— WHAT NEEDS TO BE DONE —
Read through the records below and copy each line that uses the word "name".

* start DATASET ROWS *

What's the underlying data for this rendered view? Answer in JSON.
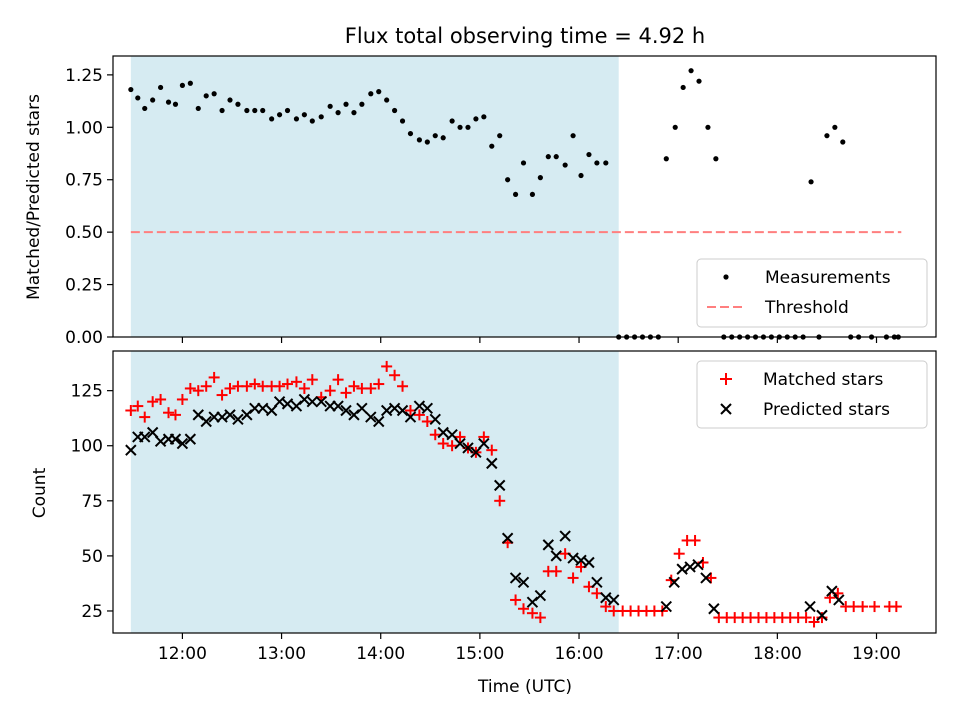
{
  "figure": {
    "title": "Flux total observing time = 4.92 h"
  },
  "colors": {
    "shade": "#add8e6",
    "matched": "#ff0000",
    "predicted": "#000000",
    "threshold": "#ff7f7f",
    "measure": "#000000"
  },
  "chart_data": [
    {
      "type": "scatter",
      "ylabel": "Matched/Predicted stars",
      "xlim": [
        11.3,
        19.6
      ],
      "ylim": [
        0,
        1.34
      ],
      "yticks": [
        0.0,
        0.25,
        0.5,
        0.75,
        1.0,
        1.25
      ],
      "ytick_labels": [
        "0.00",
        "0.25",
        "0.50",
        "0.75",
        "1.00",
        "1.25"
      ],
      "shaded_x_range": [
        11.48,
        16.4
      ],
      "threshold": {
        "y": 0.5,
        "x": [
          11.48,
          19.25
        ]
      },
      "legend": {
        "position": "lower-right",
        "entries": [
          "Measurements",
          "Threshold"
        ]
      },
      "series": [
        {
          "name": "Measurements",
          "points": [
            [
              11.48,
              1.18
            ],
            [
              11.55,
              1.14
            ],
            [
              11.62,
              1.09
            ],
            [
              11.7,
              1.13
            ],
            [
              11.78,
              1.19
            ],
            [
              11.86,
              1.12
            ],
            [
              11.93,
              1.11
            ],
            [
              12.0,
              1.2
            ],
            [
              12.08,
              1.21
            ],
            [
              12.16,
              1.09
            ],
            [
              12.24,
              1.15
            ],
            [
              12.32,
              1.16
            ],
            [
              12.4,
              1.08
            ],
            [
              12.48,
              1.13
            ],
            [
              12.56,
              1.11
            ],
            [
              12.65,
              1.08
            ],
            [
              12.73,
              1.08
            ],
            [
              12.81,
              1.08
            ],
            [
              12.9,
              1.04
            ],
            [
              12.98,
              1.06
            ],
            [
              13.06,
              1.08
            ],
            [
              13.15,
              1.04
            ],
            [
              13.23,
              1.06
            ],
            [
              13.31,
              1.03
            ],
            [
              13.4,
              1.05
            ],
            [
              13.49,
              1.1
            ],
            [
              13.57,
              1.07
            ],
            [
              13.65,
              1.11
            ],
            [
              13.73,
              1.07
            ],
            [
              13.81,
              1.11
            ],
            [
              13.9,
              1.16
            ],
            [
              13.98,
              1.17
            ],
            [
              14.06,
              1.13
            ],
            [
              14.14,
              1.08
            ],
            [
              14.22,
              1.03
            ],
            [
              14.3,
              0.97
            ],
            [
              14.39,
              0.94
            ],
            [
              14.47,
              0.93
            ],
            [
              14.55,
              0.96
            ],
            [
              14.63,
              0.95
            ],
            [
              14.72,
              1.03
            ],
            [
              14.8,
              1.0
            ],
            [
              14.88,
              1.0
            ],
            [
              14.96,
              1.04
            ],
            [
              15.04,
              1.05
            ],
            [
              15.12,
              0.91
            ],
            [
              15.2,
              0.96
            ],
            [
              15.28,
              0.75
            ],
            [
              15.36,
              0.68
            ],
            [
              15.44,
              0.83
            ],
            [
              15.53,
              0.68
            ],
            [
              15.61,
              0.76
            ],
            [
              15.69,
              0.86
            ],
            [
              15.77,
              0.86
            ],
            [
              15.86,
              0.82
            ],
            [
              15.94,
              0.96
            ],
            [
              16.02,
              0.77
            ],
            [
              16.1,
              0.87
            ],
            [
              16.18,
              0.83
            ],
            [
              16.27,
              0.83
            ],
            [
              16.4,
              0.0
            ],
            [
              16.48,
              0.0
            ],
            [
              16.56,
              0.0
            ],
            [
              16.64,
              0.0
            ],
            [
              16.72,
              0.0
            ],
            [
              16.8,
              0.0
            ],
            [
              16.88,
              0.85
            ],
            [
              16.97,
              1.0
            ],
            [
              17.05,
              1.19
            ],
            [
              17.13,
              1.27
            ],
            [
              17.21,
              1.22
            ],
            [
              17.3,
              1.0
            ],
            [
              17.38,
              0.85
            ],
            [
              17.46,
              0.0
            ],
            [
              17.54,
              0.0
            ],
            [
              17.62,
              0.0
            ],
            [
              17.7,
              0.0
            ],
            [
              17.78,
              0.0
            ],
            [
              17.86,
              0.0
            ],
            [
              17.94,
              0.0
            ],
            [
              18.02,
              0.0
            ],
            [
              18.1,
              0.0
            ],
            [
              18.18,
              0.0
            ],
            [
              18.26,
              0.0
            ],
            [
              18.34,
              0.74
            ],
            [
              18.42,
              0.0
            ],
            [
              18.5,
              0.96
            ],
            [
              18.58,
              1.0
            ],
            [
              18.66,
              0.93
            ],
            [
              18.74,
              0.0
            ],
            [
              18.82,
              0.0
            ],
            [
              18.95,
              0.0
            ],
            [
              19.1,
              0.0
            ],
            [
              19.18,
              0.0
            ],
            [
              19.22,
              0.0
            ]
          ]
        }
      ]
    },
    {
      "type": "scatter",
      "ylabel": "Count",
      "xlabel": "Time (UTC)",
      "xlim": [
        11.3,
        19.6
      ],
      "ylim": [
        15,
        143
      ],
      "yticks": [
        25,
        50,
        75,
        100,
        125
      ],
      "ytick_labels": [
        "25",
        "50",
        "75",
        "100",
        "125"
      ],
      "xticks": [
        12,
        13,
        14,
        15,
        16,
        17,
        18,
        19
      ],
      "xtick_labels": [
        "12:00",
        "13:00",
        "14:00",
        "15:00",
        "16:00",
        "17:00",
        "18:00",
        "19:00"
      ],
      "shaded_x_range": [
        11.48,
        16.4
      ],
      "legend": {
        "position": "top-right",
        "entries": [
          "Matched stars",
          "Predicted stars"
        ]
      },
      "series": [
        {
          "name": "Matched stars",
          "points": [
            [
              11.48,
              116
            ],
            [
              11.55,
              118
            ],
            [
              11.62,
              113
            ],
            [
              11.7,
              120
            ],
            [
              11.78,
              121
            ],
            [
              11.86,
              115
            ],
            [
              11.93,
              114
            ],
            [
              12.0,
              121
            ],
            [
              12.08,
              126
            ],
            [
              12.16,
              125
            ],
            [
              12.24,
              127
            ],
            [
              12.32,
              131
            ],
            [
              12.4,
              123
            ],
            [
              12.48,
              126
            ],
            [
              12.56,
              127
            ],
            [
              12.65,
              127
            ],
            [
              12.73,
              128
            ],
            [
              12.81,
              127
            ],
            [
              12.9,
              127
            ],
            [
              12.98,
              127
            ],
            [
              13.06,
              128
            ],
            [
              13.15,
              129
            ],
            [
              13.23,
              126
            ],
            [
              13.31,
              130
            ],
            [
              13.4,
              122
            ],
            [
              13.49,
              125
            ],
            [
              13.57,
              130
            ],
            [
              13.65,
              124
            ],
            [
              13.73,
              127
            ],
            [
              13.81,
              126
            ],
            [
              13.9,
              126
            ],
            [
              13.98,
              128
            ],
            [
              14.06,
              136
            ],
            [
              14.14,
              132
            ],
            [
              14.22,
              127
            ],
            [
              14.3,
              116
            ],
            [
              14.39,
              114
            ],
            [
              14.47,
              111
            ],
            [
              14.55,
              105
            ],
            [
              14.63,
              101
            ],
            [
              14.72,
              100
            ],
            [
              14.8,
              104
            ],
            [
              14.88,
              99
            ],
            [
              14.96,
              97
            ],
            [
              15.04,
              104
            ],
            [
              15.12,
              98
            ],
            [
              15.2,
              75
            ],
            [
              15.28,
              56
            ],
            [
              15.36,
              30
            ],
            [
              15.44,
              26
            ],
            [
              15.53,
              24
            ],
            [
              15.61,
              22
            ],
            [
              15.69,
              43
            ],
            [
              15.77,
              43
            ],
            [
              15.86,
              51
            ],
            [
              15.94,
              40
            ],
            [
              16.02,
              45
            ],
            [
              16.1,
              36
            ],
            [
              16.18,
              33
            ],
            [
              16.27,
              27
            ],
            [
              16.35,
              25
            ],
            [
              16.44,
              25
            ],
            [
              16.52,
              25
            ],
            [
              16.6,
              25
            ],
            [
              16.68,
              25
            ],
            [
              16.76,
              25
            ],
            [
              16.84,
              25
            ],
            [
              16.93,
              39
            ],
            [
              17.01,
              51
            ],
            [
              17.09,
              57
            ],
            [
              17.17,
              57
            ],
            [
              17.25,
              47
            ],
            [
              17.33,
              40
            ],
            [
              17.41,
              22
            ],
            [
              17.49,
              22
            ],
            [
              17.57,
              22
            ],
            [
              17.65,
              22
            ],
            [
              17.73,
              22
            ],
            [
              17.81,
              22
            ],
            [
              17.89,
              22
            ],
            [
              17.97,
              22
            ],
            [
              18.05,
              22
            ],
            [
              18.13,
              22
            ],
            [
              18.21,
              22
            ],
            [
              18.29,
              22
            ],
            [
              18.37,
              20
            ],
            [
              18.45,
              22
            ],
            [
              18.53,
              31
            ],
            [
              18.61,
              33
            ],
            [
              18.69,
              27
            ],
            [
              18.77,
              27
            ],
            [
              18.86,
              27
            ],
            [
              18.98,
              27
            ],
            [
              19.13,
              27
            ],
            [
              19.2,
              27
            ]
          ]
        },
        {
          "name": "Predicted stars",
          "points": [
            [
              11.48,
              98
            ],
            [
              11.55,
              104
            ],
            [
              11.62,
              104
            ],
            [
              11.7,
              106
            ],
            [
              11.78,
              102
            ],
            [
              11.86,
              103
            ],
            [
              11.93,
              103
            ],
            [
              12.0,
              101
            ],
            [
              12.08,
              103
            ],
            [
              12.16,
              114
            ],
            [
              12.24,
              111
            ],
            [
              12.32,
              113
            ],
            [
              12.4,
              113
            ],
            [
              12.48,
              114
            ],
            [
              12.56,
              112
            ],
            [
              12.65,
              114
            ],
            [
              12.73,
              117
            ],
            [
              12.81,
              117
            ],
            [
              12.9,
              116
            ],
            [
              12.98,
              120
            ],
            [
              13.06,
              119
            ],
            [
              13.15,
              118
            ],
            [
              13.23,
              121
            ],
            [
              13.31,
              120
            ],
            [
              13.4,
              120
            ],
            [
              13.49,
              118
            ],
            [
              13.57,
              118
            ],
            [
              13.65,
              116
            ],
            [
              13.73,
              114
            ],
            [
              13.81,
              117
            ],
            [
              13.9,
              113
            ],
            [
              13.98,
              111
            ],
            [
              14.06,
              116
            ],
            [
              14.14,
              117
            ],
            [
              14.22,
              116
            ],
            [
              14.3,
              113
            ],
            [
              14.39,
              118
            ],
            [
              14.47,
              117
            ],
            [
              14.55,
              112
            ],
            [
              14.63,
              106
            ],
            [
              14.72,
              105
            ],
            [
              14.8,
              101
            ],
            [
              14.88,
              99
            ],
            [
              14.96,
              97
            ],
            [
              15.04,
              101
            ],
            [
              15.12,
              92
            ],
            [
              15.2,
              82
            ],
            [
              15.28,
              58
            ],
            [
              15.36,
              40
            ],
            [
              15.44,
              38
            ],
            [
              15.53,
              29
            ],
            [
              15.61,
              32
            ],
            [
              15.69,
              55
            ],
            [
              15.77,
              50
            ],
            [
              15.86,
              59
            ],
            [
              15.94,
              49
            ],
            [
              16.02,
              48
            ],
            [
              16.1,
              47
            ],
            [
              16.18,
              38
            ],
            [
              16.27,
              31
            ],
            [
              16.35,
              30
            ],
            [
              16.88,
              27
            ],
            [
              16.96,
              38
            ],
            [
              17.04,
              44
            ],
            [
              17.12,
              45
            ],
            [
              17.2,
              46
            ],
            [
              17.28,
              40
            ],
            [
              17.36,
              26
            ],
            [
              18.33,
              27
            ],
            [
              18.45,
              23
            ],
            [
              18.55,
              34
            ],
            [
              18.62,
              30
            ]
          ]
        }
      ]
    }
  ]
}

* end DATASET ROWS *

— ANSWER TO THIS TASK —
          "name": "Measurements",
          "name": "Matched stars",
          "name": "Predicted stars",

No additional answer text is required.